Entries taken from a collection
----------
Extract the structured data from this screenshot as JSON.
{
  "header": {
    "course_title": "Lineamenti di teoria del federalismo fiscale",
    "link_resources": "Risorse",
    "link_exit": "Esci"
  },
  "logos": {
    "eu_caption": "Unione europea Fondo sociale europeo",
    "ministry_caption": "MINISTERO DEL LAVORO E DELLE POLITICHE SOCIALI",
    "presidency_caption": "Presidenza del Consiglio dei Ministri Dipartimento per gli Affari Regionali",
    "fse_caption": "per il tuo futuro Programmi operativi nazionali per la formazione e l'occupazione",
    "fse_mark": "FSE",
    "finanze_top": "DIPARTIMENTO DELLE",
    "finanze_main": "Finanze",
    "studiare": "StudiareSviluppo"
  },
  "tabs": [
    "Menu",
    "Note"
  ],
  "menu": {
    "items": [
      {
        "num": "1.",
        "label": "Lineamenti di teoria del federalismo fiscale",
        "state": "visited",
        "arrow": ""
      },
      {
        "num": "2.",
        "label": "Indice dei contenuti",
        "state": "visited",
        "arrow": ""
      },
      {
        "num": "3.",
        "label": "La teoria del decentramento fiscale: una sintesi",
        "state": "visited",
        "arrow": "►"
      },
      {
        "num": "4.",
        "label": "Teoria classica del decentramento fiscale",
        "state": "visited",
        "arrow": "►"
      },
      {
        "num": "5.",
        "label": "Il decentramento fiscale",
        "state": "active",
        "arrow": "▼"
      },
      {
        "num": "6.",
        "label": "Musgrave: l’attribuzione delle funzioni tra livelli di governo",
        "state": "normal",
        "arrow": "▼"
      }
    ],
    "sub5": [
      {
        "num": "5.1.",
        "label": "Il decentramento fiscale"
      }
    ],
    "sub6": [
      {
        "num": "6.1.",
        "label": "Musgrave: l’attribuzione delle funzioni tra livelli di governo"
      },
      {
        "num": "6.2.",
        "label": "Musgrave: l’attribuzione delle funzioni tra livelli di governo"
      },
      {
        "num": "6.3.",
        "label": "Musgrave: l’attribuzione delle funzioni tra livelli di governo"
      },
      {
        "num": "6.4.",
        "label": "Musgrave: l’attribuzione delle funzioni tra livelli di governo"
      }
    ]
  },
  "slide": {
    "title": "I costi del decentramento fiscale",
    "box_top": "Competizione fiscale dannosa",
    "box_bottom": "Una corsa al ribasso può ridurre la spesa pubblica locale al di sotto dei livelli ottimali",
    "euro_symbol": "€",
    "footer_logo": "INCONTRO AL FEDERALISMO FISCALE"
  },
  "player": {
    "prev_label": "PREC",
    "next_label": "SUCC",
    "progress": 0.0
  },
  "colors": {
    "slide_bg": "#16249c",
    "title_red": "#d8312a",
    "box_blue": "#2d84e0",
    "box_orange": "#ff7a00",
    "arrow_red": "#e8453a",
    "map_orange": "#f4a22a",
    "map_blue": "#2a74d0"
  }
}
----------
Goal of the exercise - Faithfully reproduce all of the records, character for character.

Solution to this problem -
Extract the structured data from this screenshot as JSON.
{
  "header": {
    "course_title": "Lineamenti di teoria del federalismo fiscale",
    "link_resources": "Risorse",
    "link_exit": "Esci"
  },
  "logos": {
    "eu_caption": "Unione europea Fondo sociale europeo",
    "ministry_caption": "MINISTERO DEL LAVORO E DELLE POLITICHE SOCIALI",
    "presidency_caption": "Presidenza del Consiglio dei Ministri Dipartimento per gli Affari Regionali",
    "fse_caption": "per il tuo futuro Programmi operativi nazionali per la formazione e l'occupazione",
    "fse_mark": "FSE",
    "finanze_top": "DIPARTIMENTO DELLE",
    "finanze_main": "Finanze",
    "studiare": "StudiareSviluppo"
  },
  "tabs": [
    "Menu",
    "Note"
  ],
  "menu": {
    "items": [
      {
        "num": "1.",
        "label": "Lineamenti di teoria del federalismo fiscale",
        "state": "visited",
        "arrow": ""
      },
      {
        "num": "2.",
        "label": "Indice dei contenuti",
        "state": "visited",
        "arrow": ""
      },
      {
        "num": "3.",
        "label": "La teoria del decentramento fiscale: una sintesi",
        "state": "visited",
        "arrow": "►"
      },
      {
        "num": "4.",
        "label": "Teoria classica del decentramento fiscale",
        "state": "visited",
        "arrow": "►"
      },
      {
        "num": "5.",
        "label": "Il decentramento fiscale",
        "state": "active",
        "arrow": "▼"
      },
      {
        "num": "6.",
        "label": "Musgrave: l’attribuzione delle funzioni tra livelli di governo",
        "state": "normal",
        "arrow": "▼"
      }
    ],
    "sub5": [
      {
        "num": "5.1.",
        "label": "Il decentramento fiscale"
      }
    ],
    "sub6": [
      {
        "num": "6.1.",
        "label": "Musgrave: l’attribuzione delle funzioni tra livelli di governo"
      },
      {
        "num": "6.2.",
        "label": "Musgrave: l’attribuzione delle funzioni tra livelli di governo"
      },
      {
        "num": "6.3.",
        "label": "Musgrave: l’attribuzione delle funzioni tra livelli di governo"
      },
      {
        "num": "6.4.",
        "label": "Musgrave: l’attribuzione delle funzioni tra livelli di governo"
      }
    ]
  },
  "slide": {
    "title": "I costi del decentramento fiscale",
    "box_top": "Competizione fiscale dannosa",
    "box_bottom": "Una corsa al ribasso può ridurre la spesa pubblica locale al di sotto dei livelli ottimali",
    "euro_symbol": "€",
    "footer_logo": "INCONTRO AL FEDERALISMO FISCALE"
  },
  "player": {
    "prev_label": "PREC",
    "next_label": "SUCC",
    "progress": 0.0
  },
  "colors": {
    "slide_bg": "#16249c",
    "title_red": "#d8312a",
    "box_blue": "#2d84e0",
    "box_orange": "#ff7a00",
    "arrow_red": "#e8453a",
    "map_orange": "#f4a22a",
    "map_blue": "#2a74d0"
  }
}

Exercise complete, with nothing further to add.